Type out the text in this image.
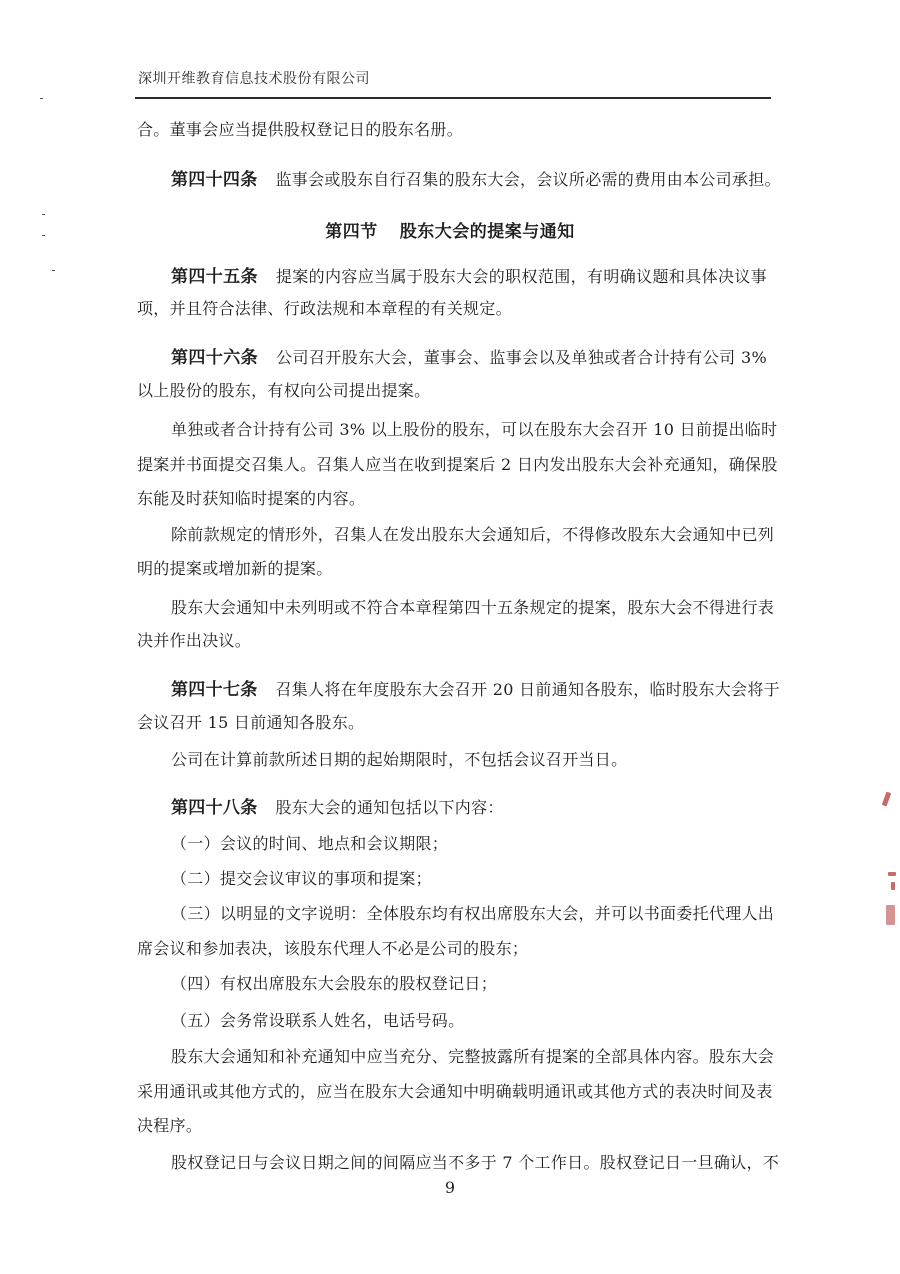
深圳开维教育信息技术股份有限公司
合。董事会应当提供股权登记日的股东名册。
第四十四条 监事会或股东自行召集的股东大会，会议所必需的费用由本公司承担。
第四节 股东大会的提案与通知
第四十五条 提案的内容应当属于股东大会的职权范围，有明确议题和具体决议事
项，并且符合法律、行政法规和本章程的有关规定。
第四十六条 公司召开股东大会，董事会、监事会以及单独或者合计持有公司 3%
以上股份的股东，有权向公司提出提案。
单独或者合计持有公司 3% 以上股份的股东，可以在股东大会召开 10 日前提出临时
提案并书面提交召集人。召集人应当在收到提案后 2 日内发出股东大会补充通知，确保股
东能及时获知临时提案的内容。
除前款规定的情形外，召集人在发出股东大会通知后，不得修改股东大会通知中已列
明的提案或增加新的提案。
股东大会通知中未列明或不符合本章程第四十五条规定的提案，股东大会不得进行表
决并作出决议。
第四十七条 召集人将在年度股东大会召开 20 日前通知各股东，临时股东大会将于
会议召开 15 日前通知各股东。
公司在计算前款所述日期的起始期限时，不包括会议召开当日。
第四十八条 股东大会的通知包括以下内容：
（一）会议的时间、地点和会议期限；
（二）提交会议审议的事项和提案；
（三）以明显的文字说明：全体股东均有权出席股东大会，并可以书面委托代理人出
席会议和参加表决，该股东代理人不必是公司的股东；
（四）有权出席股东大会股东的股权登记日；
（五）会务常设联系人姓名，电话号码。
股东大会通知和补充通知中应当充分、完整披露所有提案的全部具体内容。股东大会
采用通讯或其他方式的，应当在股东大会通知中明确载明通讯或其他方式的表决时间及表
决程序。
股权登记日与会议日期之间的间隔应当不多于 7 个工作日。股权登记日一旦确认，不
9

- **PROBLEM TO SOLVE**: Give back each entry exactly as it appears, with no pictures.

- **ANSWER BELOW**:
Type out the text in this image.
深圳开维教育信息技术股份有限公司
合。董事会应当提供股权登记日的股东名册。
第四十四条 监事会或股东自行召集的股东大会，会议所必需的费用由本公司承担。
第四节 股东大会的提案与通知
第四十五条 提案的内容应当属于股东大会的职权范围，有明确议题和具体决议事
项，并且符合法律、行政法规和本章程的有关规定。
第四十六条 公司召开股东大会，董事会、监事会以及单独或者合计持有公司 3%
以上股份的股东，有权向公司提出提案。
单独或者合计持有公司 3% 以上股份的股东，可以在股东大会召开 10 日前提出临时
提案并书面提交召集人。召集人应当在收到提案后 2 日内发出股东大会补充通知，确保股
东能及时获知临时提案的内容。
除前款规定的情形外，召集人在发出股东大会通知后，不得修改股东大会通知中已列
明的提案或增加新的提案。
股东大会通知中未列明或不符合本章程第四十五条规定的提案，股东大会不得进行表
决并作出决议。
第四十七条 召集人将在年度股东大会召开 20 日前通知各股东，临时股东大会将于
会议召开 15 日前通知各股东。
公司在计算前款所述日期的起始期限时，不包括会议召开当日。
第四十八条 股东大会的通知包括以下内容：
（一）会议的时间、地点和会议期限；
（二）提交会议审议的事项和提案；
（三）以明显的文字说明：全体股东均有权出席股东大会，并可以书面委托代理人出
席会议和参加表决，该股东代理人不必是公司的股东；
（四）有权出席股东大会股东的股权登记日；
（五）会务常设联系人姓名，电话号码。
股东大会通知和补充通知中应当充分、完整披露所有提案的全部具体内容。股东大会
采用通讯或其他方式的，应当在股东大会通知中明确载明通讯或其他方式的表决时间及表
决程序。
股权登记日与会议日期之间的间隔应当不多于 7 个工作日。股权登记日一旦确认，不
9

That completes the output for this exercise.